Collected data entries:
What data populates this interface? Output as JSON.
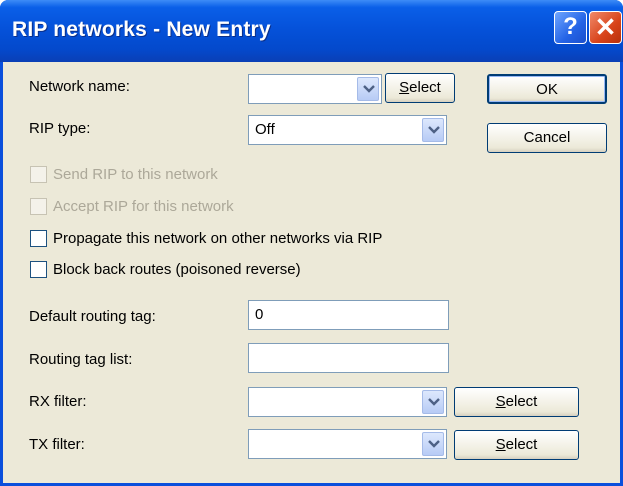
{
  "window": {
    "title": "RIP networks - New Entry",
    "help_glyph": "?",
    "close_glyph": "✕"
  },
  "form": {
    "network_name": {
      "label": "Network name:",
      "value": "",
      "select_hotkey": "S",
      "select_rest": "elect"
    },
    "rip_type": {
      "label": "RIP type:",
      "value": "Off"
    },
    "send_rip": {
      "label": "Send RIP to this network",
      "checked": false,
      "enabled": false
    },
    "accept_rip": {
      "label": "Accept RIP for this network",
      "checked": false,
      "enabled": false
    },
    "propagate": {
      "label": "Propagate this network on other networks via RIP",
      "checked": false
    },
    "block_back": {
      "label": "Block back routes (poisoned reverse)",
      "checked": false
    },
    "default_tag": {
      "label": "Default routing tag:",
      "value": "0"
    },
    "tag_list": {
      "label": "Routing tag list:",
      "value": ""
    },
    "rx_filter": {
      "label": "RX filter:",
      "value": "",
      "select_hotkey": "S",
      "select_rest": "elect"
    },
    "tx_filter": {
      "label": "TX filter:",
      "value": "",
      "select_hotkey": "S",
      "select_rest": "elect"
    }
  },
  "buttons": {
    "ok": "OK",
    "cancel": "Cancel"
  }
}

## REQUIREMENTS
Pull out every line in the material above where "networks" occurs.

## TASK SOLUTION
    "title": "RIP networks - New Entry",
      "label": "Propagate this network on other networks via RIP",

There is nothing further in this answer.